### Data entries:
## Start
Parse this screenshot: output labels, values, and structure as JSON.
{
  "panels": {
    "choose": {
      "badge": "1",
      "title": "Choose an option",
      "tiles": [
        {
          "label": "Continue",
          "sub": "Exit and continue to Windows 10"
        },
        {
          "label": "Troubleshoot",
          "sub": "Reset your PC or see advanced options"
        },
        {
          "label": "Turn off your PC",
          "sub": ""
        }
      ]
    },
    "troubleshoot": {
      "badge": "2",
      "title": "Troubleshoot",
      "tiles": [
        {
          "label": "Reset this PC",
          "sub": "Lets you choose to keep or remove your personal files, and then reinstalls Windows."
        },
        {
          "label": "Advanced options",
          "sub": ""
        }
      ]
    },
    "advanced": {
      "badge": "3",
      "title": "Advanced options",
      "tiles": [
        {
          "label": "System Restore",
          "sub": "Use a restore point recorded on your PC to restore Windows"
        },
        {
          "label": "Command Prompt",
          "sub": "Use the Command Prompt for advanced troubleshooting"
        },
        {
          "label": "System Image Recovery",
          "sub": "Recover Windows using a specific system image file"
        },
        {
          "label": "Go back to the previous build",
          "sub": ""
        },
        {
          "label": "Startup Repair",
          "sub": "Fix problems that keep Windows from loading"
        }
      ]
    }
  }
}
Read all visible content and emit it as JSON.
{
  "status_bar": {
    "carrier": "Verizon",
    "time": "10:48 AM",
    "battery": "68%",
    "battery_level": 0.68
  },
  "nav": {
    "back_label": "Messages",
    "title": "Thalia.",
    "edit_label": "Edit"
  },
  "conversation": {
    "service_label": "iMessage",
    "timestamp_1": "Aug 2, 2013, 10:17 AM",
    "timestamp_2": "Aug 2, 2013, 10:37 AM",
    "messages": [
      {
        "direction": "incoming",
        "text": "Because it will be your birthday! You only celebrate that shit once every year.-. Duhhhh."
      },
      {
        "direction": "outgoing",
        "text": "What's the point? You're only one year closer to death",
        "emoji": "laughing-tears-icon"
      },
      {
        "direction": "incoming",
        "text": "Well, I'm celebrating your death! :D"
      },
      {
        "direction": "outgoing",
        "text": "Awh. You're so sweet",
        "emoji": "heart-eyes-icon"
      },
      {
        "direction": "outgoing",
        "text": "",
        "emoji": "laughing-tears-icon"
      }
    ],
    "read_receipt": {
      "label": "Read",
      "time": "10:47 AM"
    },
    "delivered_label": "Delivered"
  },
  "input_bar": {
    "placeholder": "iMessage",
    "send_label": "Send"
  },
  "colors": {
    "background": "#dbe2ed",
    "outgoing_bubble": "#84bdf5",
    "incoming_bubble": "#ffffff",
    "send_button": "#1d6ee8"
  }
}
## End
### OBJECTIVE:
Output the data above exactly, please, line for line.

### TASK RESPONSE:
Parse this screenshot: output labels, values, and structure as JSON.
{
  "panels": {
    "choose": {
      "badge": "1",
      "title": "Choose an option",
      "tiles": [
        {
          "label": "Continue",
          "sub": "Exit and continue to Windows 10"
        },
        {
          "label": "Troubleshoot",
          "sub": "Reset your PC or see advanced options"
        },
        {
          "label": "Turn off your PC",
          "sub": ""
        }
      ]
    },
    "troubleshoot": {
      "badge": "2",
      "title": "Troubleshoot",
      "tiles": [
        {
          "label": "Reset this PC",
          "sub": "Lets you choose to keep or remove your personal files, and then reinstalls Windows."
        },
        {
          "label": "Advanced options",
          "sub": ""
        }
      ]
    },
    "advanced": {
      "badge": "3",
      "title": "Advanced options",
      "tiles": [
        {
          "label": "System Restore",
          "sub": "Use a restore point recorded on your PC to restore Windows"
        },
        {
          "label": "Command Prompt",
          "sub": "Use the Command Prompt for advanced troubleshooting"
        },
        {
          "label": "System Image Recovery",
          "sub": "Recover Windows using a specific system image file"
        },
        {
          "label": "Go back to the previous build",
          "sub": ""
        },
        {
          "label": "Startup Repair",
          "sub": "Fix problems that keep Windows from loading"
        }
      ]
    }
  }
}
Read all visible content and emit it as JSON.
{
  "status_bar": {
    "carrier": "Verizon",
    "time": "10:48 AM",
    "battery": "68%",
    "battery_level": 0.68
  },
  "nav": {
    "back_label": "Messages",
    "title": "Thalia.",
    "edit_label": "Edit"
  },
  "conversation": {
    "service_label": "iMessage",
    "timestamp_1": "Aug 2, 2013, 10:17 AM",
    "timestamp_2": "Aug 2, 2013, 10:37 AM",
    "messages": [
      {
        "direction": "incoming",
        "text": "Because it will be your birthday! You only celebrate that shit once every year.-. Duhhhh."
      },
      {
        "direction": "outgoing",
        "text": "What's the point? You're only one year closer to death",
        "emoji": "laughing-tears-icon"
      },
      {
        "direction": "incoming",
        "text": "Well, I'm celebrating your death! :D"
      },
      {
        "direction": "outgoing",
        "text": "Awh. You're so sweet",
        "emoji": "heart-eyes-icon"
      },
      {
        "direction": "outgoing",
        "text": "",
        "emoji": "laughing-tears-icon"
      }
    ],
    "read_receipt": {
      "label": "Read",
      "time": "10:47 AM"
    },
    "delivered_label": "Delivered"
  },
  "input_bar": {
    "placeholder": "iMessage",
    "send_label": "Send"
  },
  "colors": {
    "background": "#dbe2ed",
    "outgoing_bubble": "#84bdf5",
    "incoming_bubble": "#ffffff",
    "send_button": "#1d6ee8"
  }
}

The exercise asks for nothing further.